Given request -
Identify the lines that contain the string "utils", then copy each of them.

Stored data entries
________________________________________

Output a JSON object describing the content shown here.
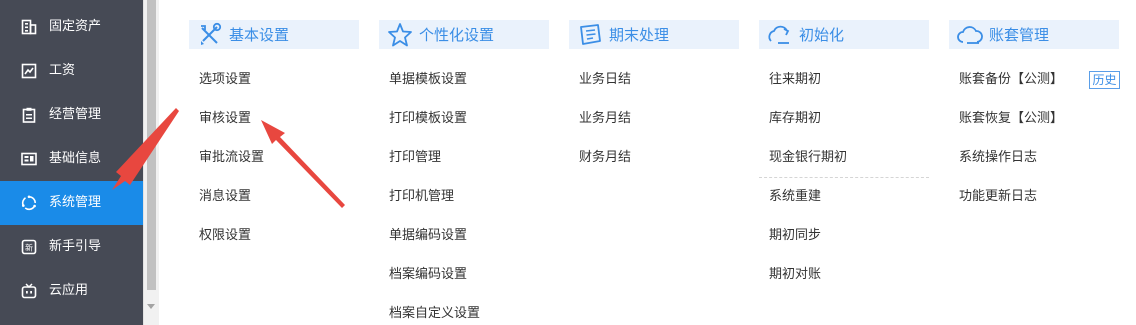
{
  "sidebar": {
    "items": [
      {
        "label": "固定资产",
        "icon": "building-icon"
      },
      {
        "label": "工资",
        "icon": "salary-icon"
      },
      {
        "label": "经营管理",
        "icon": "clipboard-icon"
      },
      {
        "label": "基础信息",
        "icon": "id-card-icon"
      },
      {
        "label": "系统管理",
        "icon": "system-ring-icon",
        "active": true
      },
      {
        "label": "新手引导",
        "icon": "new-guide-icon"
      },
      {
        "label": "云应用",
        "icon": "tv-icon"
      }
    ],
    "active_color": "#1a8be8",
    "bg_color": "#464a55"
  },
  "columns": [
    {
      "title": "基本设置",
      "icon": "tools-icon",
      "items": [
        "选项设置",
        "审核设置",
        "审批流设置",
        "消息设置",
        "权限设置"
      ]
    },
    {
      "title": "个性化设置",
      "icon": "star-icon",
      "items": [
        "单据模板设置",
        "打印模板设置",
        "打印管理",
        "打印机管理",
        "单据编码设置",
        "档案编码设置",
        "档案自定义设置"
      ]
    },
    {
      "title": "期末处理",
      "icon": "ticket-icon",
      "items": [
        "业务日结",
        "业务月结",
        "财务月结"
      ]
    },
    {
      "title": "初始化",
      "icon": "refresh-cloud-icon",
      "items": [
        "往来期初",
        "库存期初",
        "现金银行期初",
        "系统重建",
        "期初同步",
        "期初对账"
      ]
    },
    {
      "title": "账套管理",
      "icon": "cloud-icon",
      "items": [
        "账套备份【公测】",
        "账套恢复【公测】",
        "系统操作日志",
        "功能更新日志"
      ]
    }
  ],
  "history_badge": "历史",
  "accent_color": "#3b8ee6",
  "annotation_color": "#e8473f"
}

________________________________________

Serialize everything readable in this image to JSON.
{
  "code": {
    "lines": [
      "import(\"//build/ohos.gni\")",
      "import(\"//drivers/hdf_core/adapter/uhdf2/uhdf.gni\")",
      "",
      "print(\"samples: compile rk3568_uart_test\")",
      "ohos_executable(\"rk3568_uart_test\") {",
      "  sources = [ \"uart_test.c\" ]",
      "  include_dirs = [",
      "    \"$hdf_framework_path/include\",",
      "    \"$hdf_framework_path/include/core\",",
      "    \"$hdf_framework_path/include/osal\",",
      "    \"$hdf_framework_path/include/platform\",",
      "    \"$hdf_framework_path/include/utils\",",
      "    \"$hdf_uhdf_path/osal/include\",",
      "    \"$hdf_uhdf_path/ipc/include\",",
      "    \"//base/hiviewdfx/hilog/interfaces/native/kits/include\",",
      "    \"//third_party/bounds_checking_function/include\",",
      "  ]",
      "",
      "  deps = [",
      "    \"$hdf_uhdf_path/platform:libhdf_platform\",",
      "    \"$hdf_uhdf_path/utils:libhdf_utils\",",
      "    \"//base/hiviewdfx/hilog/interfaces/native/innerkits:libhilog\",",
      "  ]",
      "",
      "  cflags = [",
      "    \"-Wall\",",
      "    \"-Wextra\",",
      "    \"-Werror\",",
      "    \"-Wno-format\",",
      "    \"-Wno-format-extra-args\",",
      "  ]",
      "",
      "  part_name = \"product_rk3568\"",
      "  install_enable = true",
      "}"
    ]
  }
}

________________________________________

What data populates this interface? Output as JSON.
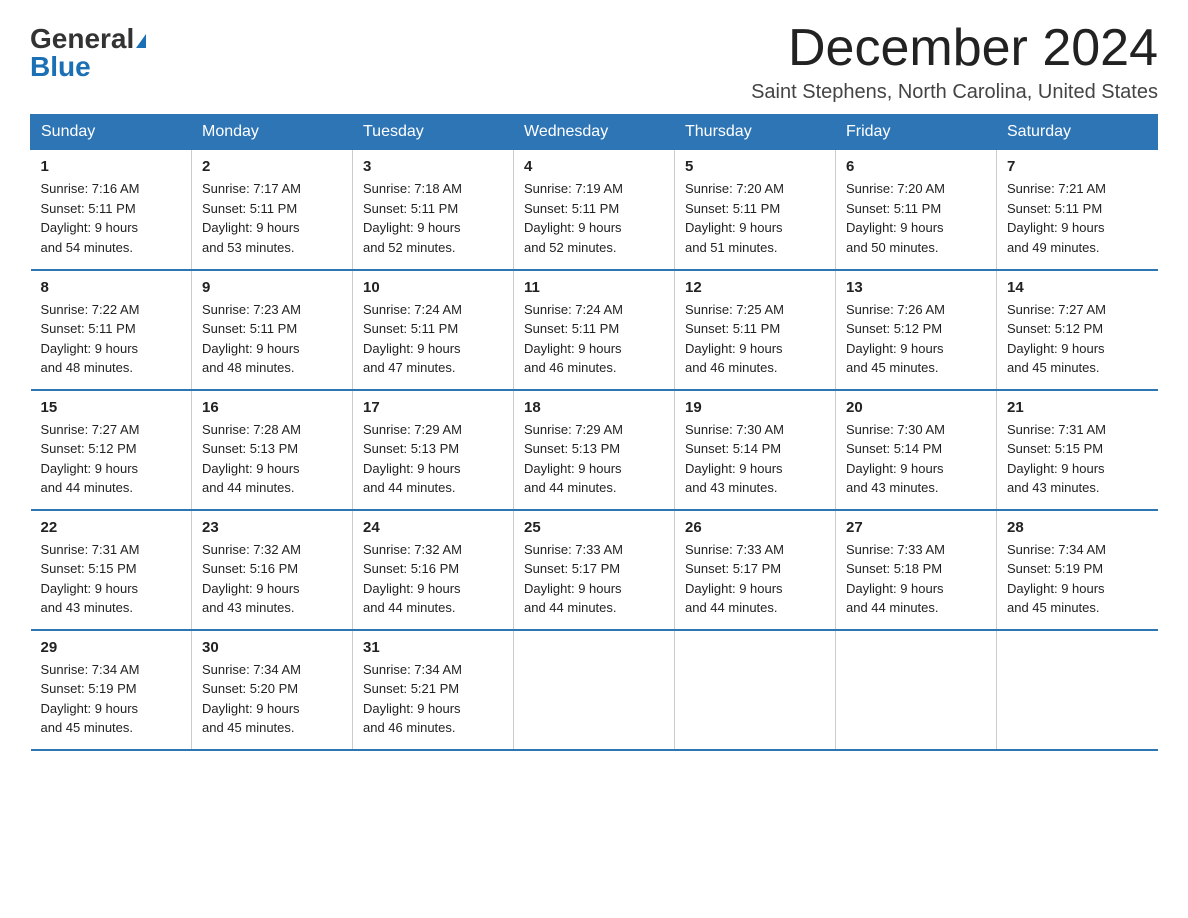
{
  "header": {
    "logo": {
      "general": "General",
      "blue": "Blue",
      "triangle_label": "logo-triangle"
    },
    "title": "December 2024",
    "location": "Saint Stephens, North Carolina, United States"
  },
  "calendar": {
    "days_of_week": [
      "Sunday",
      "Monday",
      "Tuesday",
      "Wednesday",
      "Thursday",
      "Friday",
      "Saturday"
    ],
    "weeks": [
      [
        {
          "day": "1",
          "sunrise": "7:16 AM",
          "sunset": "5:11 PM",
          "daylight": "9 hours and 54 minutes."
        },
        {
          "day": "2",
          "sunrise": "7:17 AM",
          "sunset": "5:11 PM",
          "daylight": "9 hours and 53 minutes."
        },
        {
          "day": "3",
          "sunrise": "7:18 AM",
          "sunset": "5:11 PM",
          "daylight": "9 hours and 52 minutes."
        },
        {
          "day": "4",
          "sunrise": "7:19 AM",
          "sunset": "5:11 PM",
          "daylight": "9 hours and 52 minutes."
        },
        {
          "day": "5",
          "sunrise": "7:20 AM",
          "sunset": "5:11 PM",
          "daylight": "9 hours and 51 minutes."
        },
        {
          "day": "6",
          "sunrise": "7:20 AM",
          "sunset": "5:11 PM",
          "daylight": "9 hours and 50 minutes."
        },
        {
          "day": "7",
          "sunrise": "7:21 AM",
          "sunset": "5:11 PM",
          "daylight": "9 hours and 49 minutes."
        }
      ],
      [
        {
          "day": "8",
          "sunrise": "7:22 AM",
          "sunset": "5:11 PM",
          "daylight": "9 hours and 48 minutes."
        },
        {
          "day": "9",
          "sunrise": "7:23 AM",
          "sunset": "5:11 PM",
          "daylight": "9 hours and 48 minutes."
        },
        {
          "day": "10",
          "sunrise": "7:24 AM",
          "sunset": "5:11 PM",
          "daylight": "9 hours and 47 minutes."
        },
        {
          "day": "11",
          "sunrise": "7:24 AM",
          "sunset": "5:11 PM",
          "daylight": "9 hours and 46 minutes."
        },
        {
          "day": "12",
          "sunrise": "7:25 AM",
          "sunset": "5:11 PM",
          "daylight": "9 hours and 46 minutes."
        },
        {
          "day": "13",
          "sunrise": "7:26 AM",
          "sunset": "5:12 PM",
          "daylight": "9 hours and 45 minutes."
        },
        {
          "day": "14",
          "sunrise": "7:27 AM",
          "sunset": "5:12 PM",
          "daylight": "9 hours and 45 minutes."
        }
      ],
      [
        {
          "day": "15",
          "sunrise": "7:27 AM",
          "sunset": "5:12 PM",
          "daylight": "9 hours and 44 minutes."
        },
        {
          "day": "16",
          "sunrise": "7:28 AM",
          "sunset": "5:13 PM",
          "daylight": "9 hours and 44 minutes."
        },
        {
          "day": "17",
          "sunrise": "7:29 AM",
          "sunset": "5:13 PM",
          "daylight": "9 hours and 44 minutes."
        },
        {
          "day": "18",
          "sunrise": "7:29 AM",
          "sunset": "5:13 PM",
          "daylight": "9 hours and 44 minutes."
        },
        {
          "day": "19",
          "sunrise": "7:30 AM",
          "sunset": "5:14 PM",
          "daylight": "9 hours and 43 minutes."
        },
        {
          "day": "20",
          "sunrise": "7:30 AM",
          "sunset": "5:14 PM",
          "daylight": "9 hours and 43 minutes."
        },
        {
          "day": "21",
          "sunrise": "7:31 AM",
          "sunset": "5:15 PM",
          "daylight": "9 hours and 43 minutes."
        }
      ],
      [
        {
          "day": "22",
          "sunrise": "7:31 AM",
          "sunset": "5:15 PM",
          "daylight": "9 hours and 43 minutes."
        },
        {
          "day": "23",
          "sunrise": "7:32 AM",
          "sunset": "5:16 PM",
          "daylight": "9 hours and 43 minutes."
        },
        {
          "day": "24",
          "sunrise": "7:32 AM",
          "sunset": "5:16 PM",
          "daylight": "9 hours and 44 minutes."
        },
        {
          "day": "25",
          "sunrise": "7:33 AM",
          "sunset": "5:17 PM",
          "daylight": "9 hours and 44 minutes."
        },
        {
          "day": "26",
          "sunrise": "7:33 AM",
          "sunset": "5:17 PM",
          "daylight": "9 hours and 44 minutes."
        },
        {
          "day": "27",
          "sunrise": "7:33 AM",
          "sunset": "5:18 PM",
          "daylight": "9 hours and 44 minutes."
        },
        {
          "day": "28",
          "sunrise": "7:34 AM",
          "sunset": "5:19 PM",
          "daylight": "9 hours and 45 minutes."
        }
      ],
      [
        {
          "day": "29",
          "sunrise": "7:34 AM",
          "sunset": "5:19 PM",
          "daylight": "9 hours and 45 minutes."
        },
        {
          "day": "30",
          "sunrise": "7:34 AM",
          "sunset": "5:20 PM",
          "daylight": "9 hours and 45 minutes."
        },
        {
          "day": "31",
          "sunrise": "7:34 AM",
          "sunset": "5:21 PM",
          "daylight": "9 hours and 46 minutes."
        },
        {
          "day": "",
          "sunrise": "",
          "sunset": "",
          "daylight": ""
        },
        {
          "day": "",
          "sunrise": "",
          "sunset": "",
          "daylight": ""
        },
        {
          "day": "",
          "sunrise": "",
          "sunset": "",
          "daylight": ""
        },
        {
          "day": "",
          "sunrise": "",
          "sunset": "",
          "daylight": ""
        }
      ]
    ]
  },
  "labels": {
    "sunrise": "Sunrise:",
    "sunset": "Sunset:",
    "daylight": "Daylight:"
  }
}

________________________________________

The completed task -
      "    \"$hdf_framework_path/include/utils\",",
      "    \"$hdf_uhdf_path/utils:libhdf_utils\",",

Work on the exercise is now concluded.